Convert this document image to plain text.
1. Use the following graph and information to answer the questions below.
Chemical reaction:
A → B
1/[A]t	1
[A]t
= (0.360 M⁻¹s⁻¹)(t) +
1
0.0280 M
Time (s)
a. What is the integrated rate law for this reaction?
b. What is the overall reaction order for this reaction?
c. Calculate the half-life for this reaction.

+ + + + + + +

Scan the material above. Copy each line that holds the word "What".

_Answer_:
a. What is the integrated rate law for this reaction?
b. What is the overall reaction order for this reaction?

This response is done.